Task prompt - Reproduce all records verbatim.

Material shown -

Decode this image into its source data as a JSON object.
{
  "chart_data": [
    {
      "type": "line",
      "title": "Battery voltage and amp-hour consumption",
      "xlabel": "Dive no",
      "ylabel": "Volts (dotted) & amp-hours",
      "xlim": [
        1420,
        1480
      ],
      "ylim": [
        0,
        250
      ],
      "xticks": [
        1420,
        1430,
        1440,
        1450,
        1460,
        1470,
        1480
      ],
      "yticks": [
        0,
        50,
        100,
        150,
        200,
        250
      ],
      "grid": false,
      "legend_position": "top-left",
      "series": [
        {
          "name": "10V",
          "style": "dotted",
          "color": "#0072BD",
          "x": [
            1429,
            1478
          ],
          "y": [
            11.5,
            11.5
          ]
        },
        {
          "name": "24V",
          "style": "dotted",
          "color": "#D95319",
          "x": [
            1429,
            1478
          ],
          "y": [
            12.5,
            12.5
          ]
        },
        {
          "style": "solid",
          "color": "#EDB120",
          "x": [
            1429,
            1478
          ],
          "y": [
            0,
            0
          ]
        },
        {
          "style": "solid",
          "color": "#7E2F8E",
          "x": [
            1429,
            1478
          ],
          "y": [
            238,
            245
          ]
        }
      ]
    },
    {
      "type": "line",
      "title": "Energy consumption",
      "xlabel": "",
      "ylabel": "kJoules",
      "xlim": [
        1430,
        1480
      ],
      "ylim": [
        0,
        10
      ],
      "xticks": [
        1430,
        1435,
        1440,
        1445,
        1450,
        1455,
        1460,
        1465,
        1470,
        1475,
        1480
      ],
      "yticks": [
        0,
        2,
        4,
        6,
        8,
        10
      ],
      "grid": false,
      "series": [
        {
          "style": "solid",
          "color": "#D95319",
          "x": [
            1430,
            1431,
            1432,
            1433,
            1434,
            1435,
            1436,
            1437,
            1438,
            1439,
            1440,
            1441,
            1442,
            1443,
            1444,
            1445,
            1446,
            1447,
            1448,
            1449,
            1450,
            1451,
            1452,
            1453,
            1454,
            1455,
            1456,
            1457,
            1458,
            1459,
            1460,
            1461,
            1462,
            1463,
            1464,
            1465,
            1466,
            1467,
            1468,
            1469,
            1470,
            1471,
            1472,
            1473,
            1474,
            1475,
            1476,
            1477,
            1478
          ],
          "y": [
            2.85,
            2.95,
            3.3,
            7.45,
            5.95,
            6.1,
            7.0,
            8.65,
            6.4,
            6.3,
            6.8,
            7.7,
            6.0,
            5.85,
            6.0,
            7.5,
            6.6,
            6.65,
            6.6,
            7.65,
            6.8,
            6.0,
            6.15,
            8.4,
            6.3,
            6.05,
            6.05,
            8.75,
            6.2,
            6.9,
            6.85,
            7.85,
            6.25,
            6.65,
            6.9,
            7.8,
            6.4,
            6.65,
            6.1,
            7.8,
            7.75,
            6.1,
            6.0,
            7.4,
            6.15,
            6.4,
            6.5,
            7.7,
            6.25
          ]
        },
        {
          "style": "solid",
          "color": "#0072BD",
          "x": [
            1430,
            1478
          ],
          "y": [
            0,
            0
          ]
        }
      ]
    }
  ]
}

Result -
Decode this image into its source data as a JSON object.
{
  "chart_data": [
    {
      "type": "line",
      "title": "Battery voltage and amp-hour consumption",
      "xlabel": "Dive no",
      "ylabel": "Volts (dotted) & amp-hours",
      "xlim": [
        1420,
        1480
      ],
      "ylim": [
        0,
        250
      ],
      "xticks": [
        1420,
        1430,
        1440,
        1450,
        1460,
        1470,
        1480
      ],
      "yticks": [
        0,
        50,
        100,
        150,
        200,
        250
      ],
      "grid": false,
      "legend_position": "top-left",
      "series": [
        {
          "name": "10V",
          "style": "dotted",
          "color": "#0072BD",
          "x": [
            1429,
            1478
          ],
          "y": [
            11.5,
            11.5
          ]
        },
        {
          "name": "24V",
          "style": "dotted",
          "color": "#D95319",
          "x": [
            1429,
            1478
          ],
          "y": [
            12.5,
            12.5
          ]
        },
        {
          "style": "solid",
          "color": "#EDB120",
          "x": [
            1429,
            1478
          ],
          "y": [
            0,
            0
          ]
        },
        {
          "style": "solid",
          "color": "#7E2F8E",
          "x": [
            1429,
            1478
          ],
          "y": [
            238,
            245
          ]
        }
      ]
    },
    {
      "type": "line",
      "title": "Energy consumption",
      "xlabel": "",
      "ylabel": "kJoules",
      "xlim": [
        1430,
        1480
      ],
      "ylim": [
        0,
        10
      ],
      "xticks": [
        1430,
        1435,
        1440,
        1445,
        1450,
        1455,
        1460,
        1465,
        1470,
        1475,
        1480
      ],
      "yticks": [
        0,
        2,
        4,
        6,
        8,
        10
      ],
      "grid": false,
      "series": [
        {
          "style": "solid",
          "color": "#D95319",
          "x": [
            1430,
            1431,
            1432,
            1433,
            1434,
            1435,
            1436,
            1437,
            1438,
            1439,
            1440,
            1441,
            1442,
            1443,
            1444,
            1445,
            1446,
            1447,
            1448,
            1449,
            1450,
            1451,
            1452,
            1453,
            1454,
            1455,
            1456,
            1457,
            1458,
            1459,
            1460,
            1461,
            1462,
            1463,
            1464,
            1465,
            1466,
            1467,
            1468,
            1469,
            1470,
            1471,
            1472,
            1473,
            1474,
            1475,
            1476,
            1477,
            1478
          ],
          "y": [
            2.85,
            2.95,
            3.3,
            7.45,
            5.95,
            6.1,
            7.0,
            8.65,
            6.4,
            6.3,
            6.8,
            7.7,
            6.0,
            5.85,
            6.0,
            7.5,
            6.6,
            6.65,
            6.6,
            7.65,
            6.8,
            6.0,
            6.15,
            8.4,
            6.3,
            6.05,
            6.05,
            8.75,
            6.2,
            6.9,
            6.85,
            7.85,
            6.25,
            6.65,
            6.9,
            7.8,
            6.4,
            6.65,
            6.1,
            7.8,
            7.75,
            6.1,
            6.0,
            7.4,
            6.15,
            6.4,
            6.5,
            7.7,
            6.25
          ]
        },
        {
          "style": "solid",
          "color": "#0072BD",
          "x": [
            1430,
            1478
          ],
          "y": [
            0,
            0
          ]
        }
      ]
    }
  ]
}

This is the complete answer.